Set problem – Set down every entry word for word. Omit the pictures.

[Saved data entries]
>> START
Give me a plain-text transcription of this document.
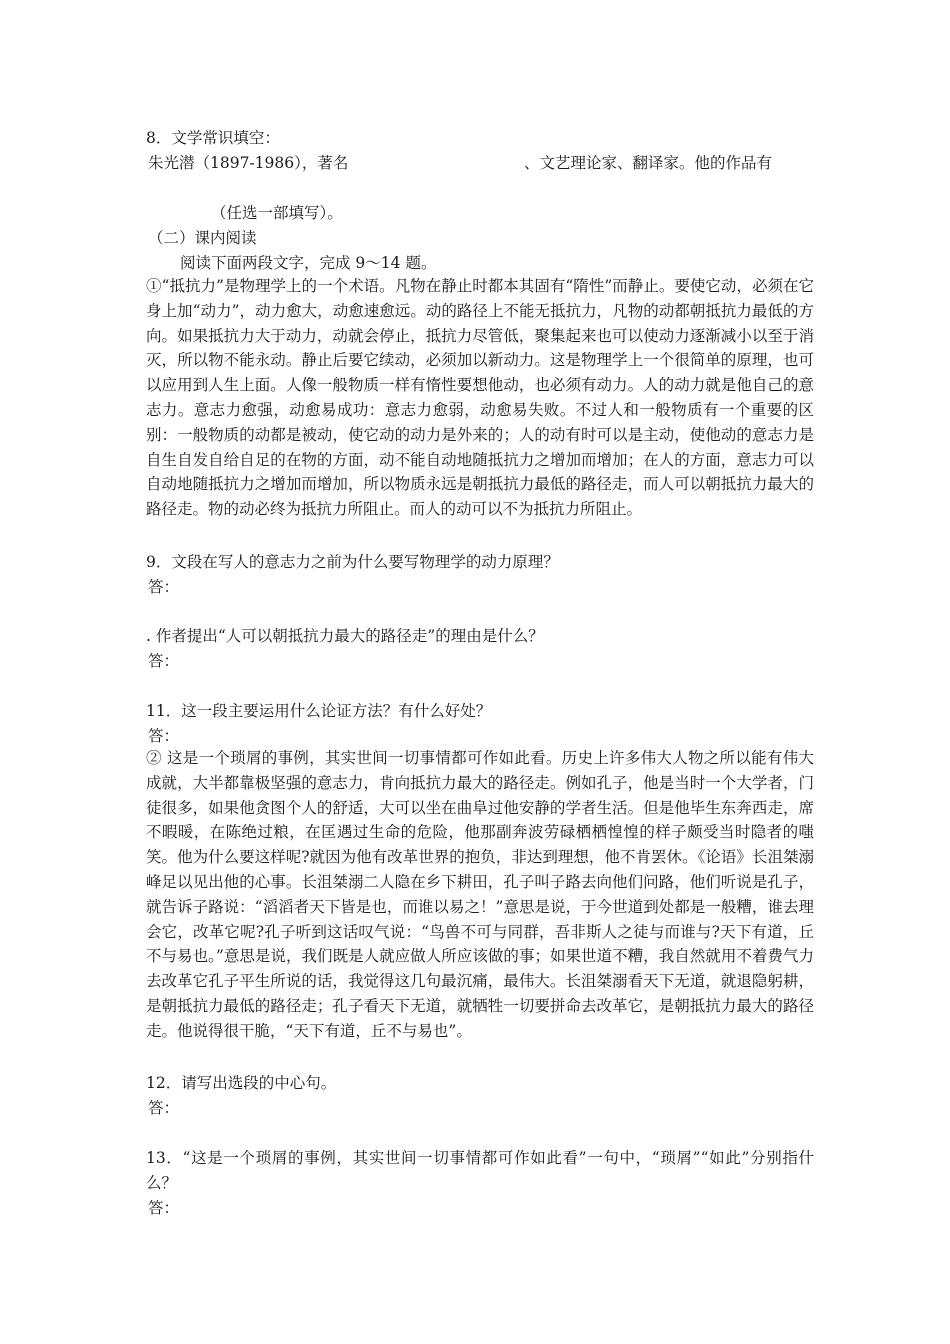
8．文学常识填空：
朱光潜（1897-1986），著名	、文艺理论家、翻译家。他的作品有
（任选一部填写）。
（二）课内阅读
阅读下面两段文字，完成 9～14 题。

①“抵抗力”是物理学上的一个术语。凡物在静止时都本其固有“隋性”而静止。要使它动，必须在它身上加“动力”，动力愈大，动愈速愈远。动的路径上不能无抵抗力，凡物的动都朝抵抗力最低的方向。如果抵抗力大于动力，动就会停止，抵抗力尽管低，聚集起来也可以使动力逐渐减小以至于消灭，所以物不能永动。静止后要它续动，必须加以新动力。这是物理学上一个很简单的原理，也可以应用到人生上面。人像一般物质一样有惰性要想他动，也必须有动力。人的动力就是他自己的意志力。意志力愈强，动愈易成功：意志力愈弱，动愈易失败。不过人和一般物质有一个重要的区别：一般物质的动都是被动，使它动的动力是外来的；人的动有时可以是主动，使他动的意志力是自生自发自给自足的在物的方面，动不能自动地随抵抗力之增加而增加；在人的方面，意志力可以自动地随抵抗力之增加而增加，所以物质永远是朝抵抗力最低的路径走，而人可以朝抵抗力最大的路径走。物的动必终为抵抗力所阻止。而人的动可以不为抵抗力所阻止。

9．文段在写人的意志力之前为什么要写物理学的动力原理？
答：
. 作者提出“人可以朝抵抗力最大的路径走”的理由是什么？
答：
11．这一段主要运用什么论证方法？有什么好处？
答：

② 这是一个琐屑的事例，其实世间一切事情都可作如此看。历史上许多伟大人物之所以能有伟大成就，大半都靠极坚强的意志力，肯向抵抗力最大的路径走。例如孔子，他是当时一个大学者，门徒很多，如果他贪图个人的舒适，大可以坐在曲阜过他安静的学者生活。但是他毕生东奔西走，席不暇暖，在陈绝过粮，在匡遇过生命的危险，他那副奔波劳碌栖栖惶惶的样子颇受当时隐者的嗤笑。他为什么要这样呢?就因为他有改革世界的抱负，非达到理想，他不肯罢休。《论语》长沮桀溺峰足以见出他的心事。长沮桀溺二人隐在乡下耕田，孔子叫子路去向他们问路，他们听说是孔子，就告诉子路说：“滔滔者天下皆是也，而谁以易之！”意思是说，于今世道到处都是一般糟，谁去理会它，改革它呢?孔子听到这话叹气说：“鸟兽不可与同群，吾非斯人之徒与而谁与?天下有道，丘不与易也。”意思是说，我们既是人就应做人所应该做的事；如果世道不糟，我自然就用不着费气力去改革它孔子平生所说的话，我觉得这几句最沉痛，最伟大。长沮桀溺看天下无道，就退隐躬耕，是朝抵抗力最低的路径走；孔子看天下无道，就牺牲一切要拼命去改革它，是朝抵抗力最大的路径走。他说得很干脆，“天下有道，丘不与易也”。

12．请写出选段的中心句。
答：

13．“这是一个琐屑的事例，其实世间一切事情都可作如此看”一句中，“琐屑”“如此”分别指什么？

答：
>> END
Exercise response –
Give me a plain-text transcription of this document.
8．文学常识填空：
朱光潜（1897-1986），著名	、文艺理论家、翻译家。他的作品有
（任选一部填写）。
（二）课内阅读
阅读下面两段文字，完成 9～14 题。

①“抵抗力”是物理学上的一个术语。凡物在静止时都本其固有“隋性”而静止。要使它动，必须在它身上加“动力”，动力愈大，动愈速愈远。动的路径上不能无抵抗力，凡物的动都朝抵抗力最低的方向。如果抵抗力大于动力，动就会停止，抵抗力尽管低，聚集起来也可以使动力逐渐减小以至于消灭，所以物不能永动。静止后要它续动，必须加以新动力。这是物理学上一个很简单的原理，也可以应用到人生上面。人像一般物质一样有惰性要想他动，也必须有动力。人的动力就是他自己的意志力。意志力愈强，动愈易成功：意志力愈弱，动愈易失败。不过人和一般物质有一个重要的区别：一般物质的动都是被动，使它动的动力是外来的；人的动有时可以是主动，使他动的意志力是自生自发自给自足的在物的方面，动不能自动地随抵抗力之增加而增加；在人的方面，意志力可以自动地随抵抗力之增加而增加，所以物质永远是朝抵抗力最低的路径走，而人可以朝抵抗力最大的路径走。物的动必终为抵抗力所阻止。而人的动可以不为抵抗力所阻止。

9．文段在写人的意志力之前为什么要写物理学的动力原理？
答：
. 作者提出“人可以朝抵抗力最大的路径走”的理由是什么？
答：
11．这一段主要运用什么论证方法？有什么好处？
答：

② 这是一个琐屑的事例，其实世间一切事情都可作如此看。历史上许多伟大人物之所以能有伟大成就，大半都靠极坚强的意志力，肯向抵抗力最大的路径走。例如孔子，他是当时一个大学者，门徒很多，如果他贪图个人的舒适，大可以坐在曲阜过他安静的学者生活。但是他毕生东奔西走，席不暇暖，在陈绝过粮，在匡遇过生命的危险，他那副奔波劳碌栖栖惶惶的样子颇受当时隐者的嗤笑。他为什么要这样呢?就因为他有改革世界的抱负，非达到理想，他不肯罢休。《论语》长沮桀溺峰足以见出他的心事。长沮桀溺二人隐在乡下耕田，孔子叫子路去向他们问路，他们听说是孔子，就告诉子路说：“滔滔者天下皆是也，而谁以易之！”意思是说，于今世道到处都是一般糟，谁去理会它，改革它呢?孔子听到这话叹气说：“鸟兽不可与同群，吾非斯人之徒与而谁与?天下有道，丘不与易也。”意思是说，我们既是人就应做人所应该做的事；如果世道不糟，我自然就用不着费气力去改革它孔子平生所说的话，我觉得这几句最沉痛，最伟大。长沮桀溺看天下无道，就退隐躬耕，是朝抵抗力最低的路径走；孔子看天下无道，就牺牲一切要拼命去改革它，是朝抵抗力最大的路径走。他说得很干脆，“天下有道，丘不与易也”。

12．请写出选段的中心句。
答：

13．“这是一个琐屑的事例，其实世间一切事情都可作如此看”一句中，“琐屑”“如此”分别指什么？

答：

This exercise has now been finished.